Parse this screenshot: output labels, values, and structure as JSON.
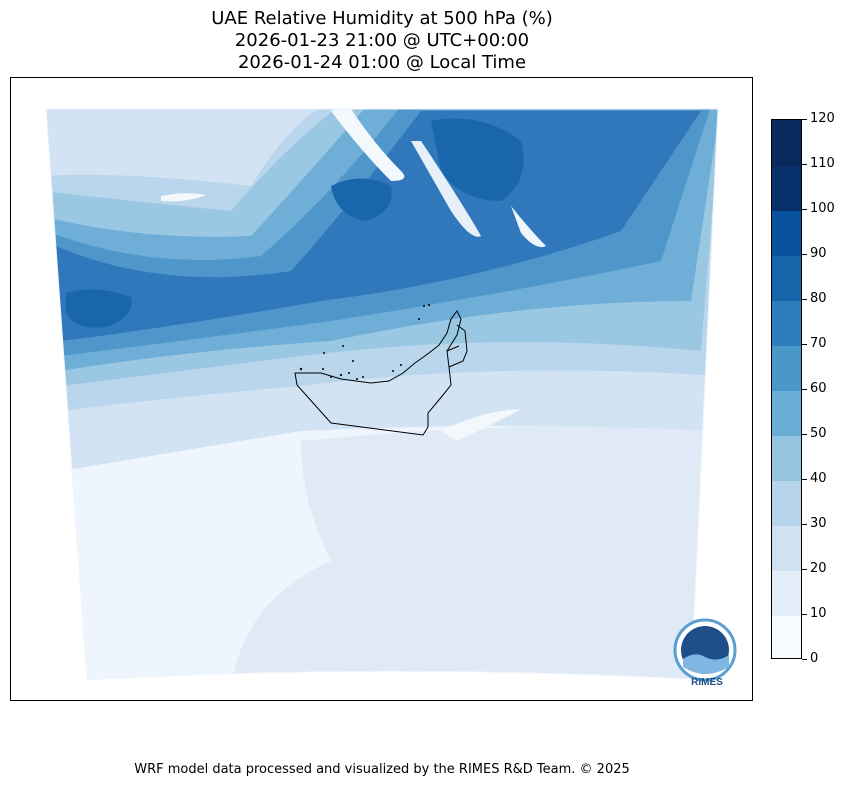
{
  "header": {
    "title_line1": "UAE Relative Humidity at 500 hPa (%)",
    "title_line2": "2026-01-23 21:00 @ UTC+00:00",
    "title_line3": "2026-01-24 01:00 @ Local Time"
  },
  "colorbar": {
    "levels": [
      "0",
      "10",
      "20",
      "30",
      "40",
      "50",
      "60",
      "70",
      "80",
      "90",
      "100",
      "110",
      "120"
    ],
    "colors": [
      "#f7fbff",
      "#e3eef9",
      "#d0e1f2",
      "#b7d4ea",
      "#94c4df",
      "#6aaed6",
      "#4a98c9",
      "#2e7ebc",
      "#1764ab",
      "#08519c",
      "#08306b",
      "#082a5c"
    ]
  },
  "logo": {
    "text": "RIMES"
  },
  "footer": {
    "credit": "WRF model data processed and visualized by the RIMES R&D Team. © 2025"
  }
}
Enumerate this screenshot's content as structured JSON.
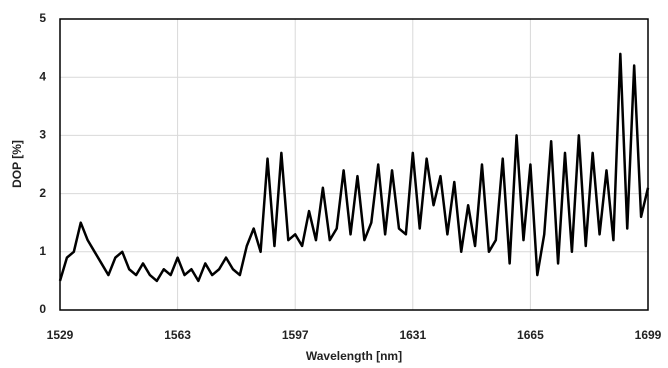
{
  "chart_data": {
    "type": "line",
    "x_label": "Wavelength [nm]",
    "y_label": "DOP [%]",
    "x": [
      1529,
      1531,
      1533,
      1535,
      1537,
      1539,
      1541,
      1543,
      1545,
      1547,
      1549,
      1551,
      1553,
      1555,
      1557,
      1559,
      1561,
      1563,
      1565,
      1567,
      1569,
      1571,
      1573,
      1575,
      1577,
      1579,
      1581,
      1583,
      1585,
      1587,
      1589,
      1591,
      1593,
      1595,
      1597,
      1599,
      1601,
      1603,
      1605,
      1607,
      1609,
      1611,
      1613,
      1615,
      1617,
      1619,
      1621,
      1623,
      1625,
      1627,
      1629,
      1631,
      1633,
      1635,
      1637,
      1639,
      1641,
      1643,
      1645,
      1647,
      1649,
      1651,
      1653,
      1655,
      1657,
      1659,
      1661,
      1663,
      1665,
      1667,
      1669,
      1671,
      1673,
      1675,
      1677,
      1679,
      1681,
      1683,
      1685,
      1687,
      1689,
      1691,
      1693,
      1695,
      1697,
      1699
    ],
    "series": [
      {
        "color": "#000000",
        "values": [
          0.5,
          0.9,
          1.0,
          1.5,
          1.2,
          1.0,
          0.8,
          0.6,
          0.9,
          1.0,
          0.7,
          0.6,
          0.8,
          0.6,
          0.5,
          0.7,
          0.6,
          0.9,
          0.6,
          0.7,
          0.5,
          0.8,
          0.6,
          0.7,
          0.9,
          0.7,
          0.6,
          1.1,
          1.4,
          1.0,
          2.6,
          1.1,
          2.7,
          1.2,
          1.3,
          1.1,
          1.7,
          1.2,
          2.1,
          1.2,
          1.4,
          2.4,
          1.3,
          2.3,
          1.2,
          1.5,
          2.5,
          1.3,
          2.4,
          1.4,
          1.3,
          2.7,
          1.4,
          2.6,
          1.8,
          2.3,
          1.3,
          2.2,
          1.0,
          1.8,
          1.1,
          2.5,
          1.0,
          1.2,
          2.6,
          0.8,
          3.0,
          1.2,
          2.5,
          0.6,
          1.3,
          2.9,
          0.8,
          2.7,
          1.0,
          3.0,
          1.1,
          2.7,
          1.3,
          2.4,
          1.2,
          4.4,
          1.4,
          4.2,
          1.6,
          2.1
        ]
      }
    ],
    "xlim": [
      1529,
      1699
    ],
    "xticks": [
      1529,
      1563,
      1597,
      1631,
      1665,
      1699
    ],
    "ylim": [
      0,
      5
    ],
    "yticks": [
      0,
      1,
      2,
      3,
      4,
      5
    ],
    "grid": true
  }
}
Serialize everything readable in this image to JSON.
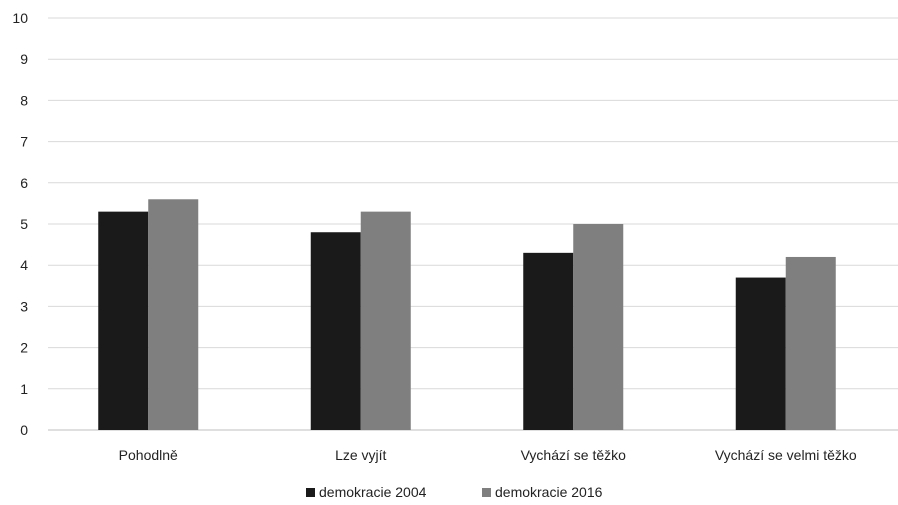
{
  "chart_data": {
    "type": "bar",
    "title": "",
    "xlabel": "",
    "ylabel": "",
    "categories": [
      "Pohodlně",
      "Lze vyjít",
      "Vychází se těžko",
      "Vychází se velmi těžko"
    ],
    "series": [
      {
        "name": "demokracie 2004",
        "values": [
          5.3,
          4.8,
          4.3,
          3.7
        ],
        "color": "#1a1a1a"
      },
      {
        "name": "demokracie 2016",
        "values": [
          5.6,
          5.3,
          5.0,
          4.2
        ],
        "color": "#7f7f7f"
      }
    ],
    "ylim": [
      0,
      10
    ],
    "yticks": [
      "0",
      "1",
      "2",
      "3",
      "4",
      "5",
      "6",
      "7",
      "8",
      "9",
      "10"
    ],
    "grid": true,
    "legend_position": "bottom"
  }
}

**Task objective**
Calculate how many lines of the material include the string "RIMES", and state that number by itself.

**Written response**
2